* Directions for this task
Quote the records below in full, exactly as given, with the images taken out.

* Source records
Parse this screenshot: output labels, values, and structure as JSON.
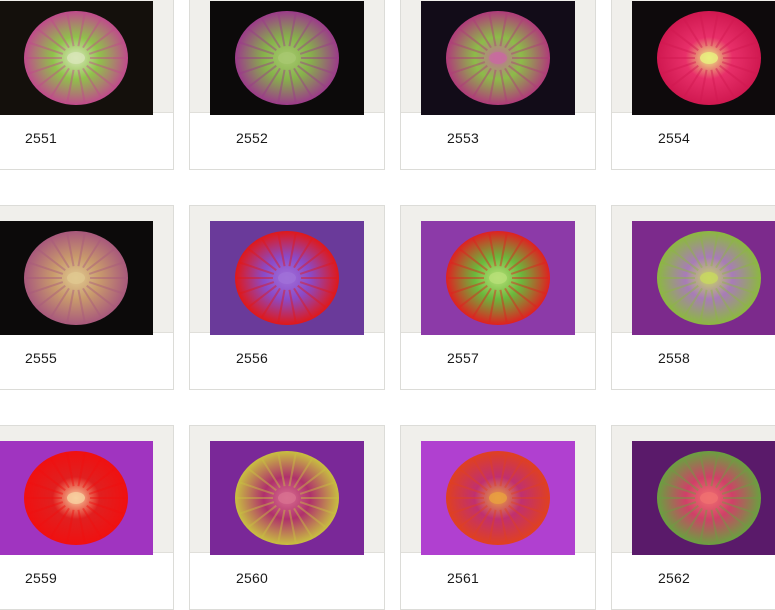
{
  "gallery": {
    "items": [
      {
        "id": "2551",
        "bg": "#14100c",
        "disc": [
          "#c04a8c",
          "#8fc24a",
          "#d8e6b8"
        ]
      },
      {
        "id": "2552",
        "bg": "#0c0a0a",
        "disc": [
          "#9c3a8a",
          "#86b24a",
          "#a8c870"
        ]
      },
      {
        "id": "2553",
        "bg": "#120c18",
        "disc": [
          "#b03a7a",
          "#8cbc48",
          "#c86aa0"
        ]
      },
      {
        "id": "2554",
        "bg": "#0e0a0c",
        "disc": [
          "#d01850",
          "#e8306a",
          "#e8f080"
        ]
      },
      {
        "id": "2555",
        "bg": "#0c0a0a",
        "disc": [
          "#a8587c",
          "#c89a6c",
          "#e0c890"
        ]
      },
      {
        "id": "2556",
        "bg": "#6a3a9a",
        "disc": [
          "#e01818",
          "#8a4ac8",
          "#a070d8"
        ]
      },
      {
        "id": "2557",
        "bg": "#8c3aa8",
        "disc": [
          "#e02020",
          "#6ab83c",
          "#b8e078"
        ]
      },
      {
        "id": "2558",
        "bg": "#7c2a8c",
        "disc": [
          "#8cb840",
          "#a87cb8",
          "#c8d860"
        ]
      },
      {
        "id": "2559",
        "bg": "#a034c0",
        "disc": [
          "#f01010",
          "#e02020",
          "#f8d0a0"
        ]
      },
      {
        "id": "2560",
        "bg": "#7a2898",
        "disc": [
          "#c8c040",
          "#b0306c",
          "#d87090"
        ]
      },
      {
        "id": "2561",
        "bg": "#b040d0",
        "disc": [
          "#e04020",
          "#c03070",
          "#e8a040"
        ]
      },
      {
        "id": "2562",
        "bg": "#5a1a6a",
        "disc": [
          "#6aa040",
          "#d04068",
          "#f07070"
        ]
      }
    ]
  }
}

* Task output
Parse this screenshot: output labels, values, and structure as JSON.
{
  "gallery": {
    "items": [
      {
        "id": "2551",
        "bg": "#14100c",
        "disc": [
          "#c04a8c",
          "#8fc24a",
          "#d8e6b8"
        ]
      },
      {
        "id": "2552",
        "bg": "#0c0a0a",
        "disc": [
          "#9c3a8a",
          "#86b24a",
          "#a8c870"
        ]
      },
      {
        "id": "2553",
        "bg": "#120c18",
        "disc": [
          "#b03a7a",
          "#8cbc48",
          "#c86aa0"
        ]
      },
      {
        "id": "2554",
        "bg": "#0e0a0c",
        "disc": [
          "#d01850",
          "#e8306a",
          "#e8f080"
        ]
      },
      {
        "id": "2555",
        "bg": "#0c0a0a",
        "disc": [
          "#a8587c",
          "#c89a6c",
          "#e0c890"
        ]
      },
      {
        "id": "2556",
        "bg": "#6a3a9a",
        "disc": [
          "#e01818",
          "#8a4ac8",
          "#a070d8"
        ]
      },
      {
        "id": "2557",
        "bg": "#8c3aa8",
        "disc": [
          "#e02020",
          "#6ab83c",
          "#b8e078"
        ]
      },
      {
        "id": "2558",
        "bg": "#7c2a8c",
        "disc": [
          "#8cb840",
          "#a87cb8",
          "#c8d860"
        ]
      },
      {
        "id": "2559",
        "bg": "#a034c0",
        "disc": [
          "#f01010",
          "#e02020",
          "#f8d0a0"
        ]
      },
      {
        "id": "2560",
        "bg": "#7a2898",
        "disc": [
          "#c8c040",
          "#b0306c",
          "#d87090"
        ]
      },
      {
        "id": "2561",
        "bg": "#b040d0",
        "disc": [
          "#e04020",
          "#c03070",
          "#e8a040"
        ]
      },
      {
        "id": "2562",
        "bg": "#5a1a6a",
        "disc": [
          "#6aa040",
          "#d04068",
          "#f07070"
        ]
      }
    ]
  }
}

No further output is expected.